__Given problem__: All the entries need to be quoted exactly, apart from the pictures, which you should drop.

────────────────────

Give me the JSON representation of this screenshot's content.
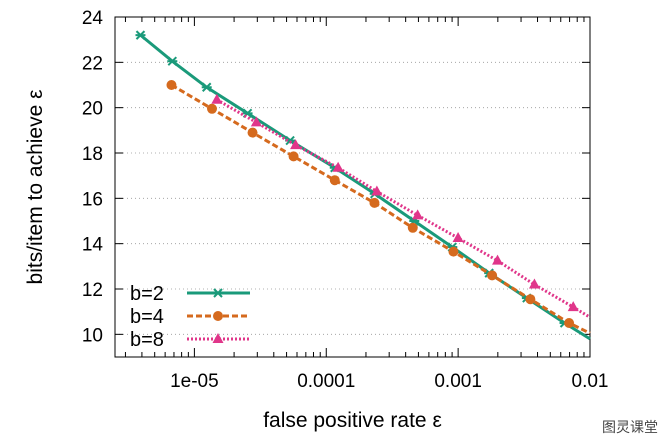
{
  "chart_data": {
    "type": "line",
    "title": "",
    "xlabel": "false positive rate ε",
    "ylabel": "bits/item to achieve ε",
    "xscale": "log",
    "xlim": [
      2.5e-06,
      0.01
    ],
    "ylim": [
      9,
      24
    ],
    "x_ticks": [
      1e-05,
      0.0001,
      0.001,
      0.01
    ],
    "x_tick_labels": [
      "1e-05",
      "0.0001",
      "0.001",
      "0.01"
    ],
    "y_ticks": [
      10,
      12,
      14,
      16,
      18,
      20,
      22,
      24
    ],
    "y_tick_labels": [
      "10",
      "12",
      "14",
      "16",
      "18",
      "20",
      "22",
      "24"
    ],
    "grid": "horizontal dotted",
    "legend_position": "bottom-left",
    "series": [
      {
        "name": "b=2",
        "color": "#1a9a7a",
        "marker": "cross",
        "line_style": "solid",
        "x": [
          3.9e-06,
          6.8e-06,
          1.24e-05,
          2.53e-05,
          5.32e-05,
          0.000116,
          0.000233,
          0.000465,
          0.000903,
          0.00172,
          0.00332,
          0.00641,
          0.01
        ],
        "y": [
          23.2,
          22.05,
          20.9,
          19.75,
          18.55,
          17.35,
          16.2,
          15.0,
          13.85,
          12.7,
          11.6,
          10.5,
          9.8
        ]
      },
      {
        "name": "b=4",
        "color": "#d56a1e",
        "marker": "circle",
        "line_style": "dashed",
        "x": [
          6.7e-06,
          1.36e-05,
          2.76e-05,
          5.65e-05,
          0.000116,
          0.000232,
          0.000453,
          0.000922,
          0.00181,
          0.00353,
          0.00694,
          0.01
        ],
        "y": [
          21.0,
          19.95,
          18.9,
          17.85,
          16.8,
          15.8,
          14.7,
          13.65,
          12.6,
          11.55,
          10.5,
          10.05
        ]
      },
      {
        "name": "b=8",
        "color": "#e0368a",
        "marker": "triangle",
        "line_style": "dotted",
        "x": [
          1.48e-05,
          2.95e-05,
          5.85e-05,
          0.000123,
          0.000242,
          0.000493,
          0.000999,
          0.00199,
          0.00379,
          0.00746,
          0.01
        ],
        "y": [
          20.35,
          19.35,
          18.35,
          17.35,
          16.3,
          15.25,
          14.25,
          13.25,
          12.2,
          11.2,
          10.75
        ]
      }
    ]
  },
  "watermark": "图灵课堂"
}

────────────────────

__Output for this task__:
Give me the JSON representation of this screenshot's content.
{
  "chart_data": {
    "type": "line",
    "title": "",
    "xlabel": "false positive rate ε",
    "ylabel": "bits/item to achieve ε",
    "xscale": "log",
    "xlim": [
      2.5e-06,
      0.01
    ],
    "ylim": [
      9,
      24
    ],
    "x_ticks": [
      1e-05,
      0.0001,
      0.001,
      0.01
    ],
    "x_tick_labels": [
      "1e-05",
      "0.0001",
      "0.001",
      "0.01"
    ],
    "y_ticks": [
      10,
      12,
      14,
      16,
      18,
      20,
      22,
      24
    ],
    "y_tick_labels": [
      "10",
      "12",
      "14",
      "16",
      "18",
      "20",
      "22",
      "24"
    ],
    "grid": "horizontal dotted",
    "legend_position": "bottom-left",
    "series": [
      {
        "name": "b=2",
        "color": "#1a9a7a",
        "marker": "cross",
        "line_style": "solid",
        "x": [
          3.9e-06,
          6.8e-06,
          1.24e-05,
          2.53e-05,
          5.32e-05,
          0.000116,
          0.000233,
          0.000465,
          0.000903,
          0.00172,
          0.00332,
          0.00641,
          0.01
        ],
        "y": [
          23.2,
          22.05,
          20.9,
          19.75,
          18.55,
          17.35,
          16.2,
          15.0,
          13.85,
          12.7,
          11.6,
          10.5,
          9.8
        ]
      },
      {
        "name": "b=4",
        "color": "#d56a1e",
        "marker": "circle",
        "line_style": "dashed",
        "x": [
          6.7e-06,
          1.36e-05,
          2.76e-05,
          5.65e-05,
          0.000116,
          0.000232,
          0.000453,
          0.000922,
          0.00181,
          0.00353,
          0.00694,
          0.01
        ],
        "y": [
          21.0,
          19.95,
          18.9,
          17.85,
          16.8,
          15.8,
          14.7,
          13.65,
          12.6,
          11.55,
          10.5,
          10.05
        ]
      },
      {
        "name": "b=8",
        "color": "#e0368a",
        "marker": "triangle",
        "line_style": "dotted",
        "x": [
          1.48e-05,
          2.95e-05,
          5.85e-05,
          0.000123,
          0.000242,
          0.000493,
          0.000999,
          0.00199,
          0.00379,
          0.00746,
          0.01
        ],
        "y": [
          20.35,
          19.35,
          18.35,
          17.35,
          16.3,
          15.25,
          14.25,
          13.25,
          12.2,
          11.2,
          10.75
        ]
      }
    ]
  },
  "watermark": "图灵课堂"
}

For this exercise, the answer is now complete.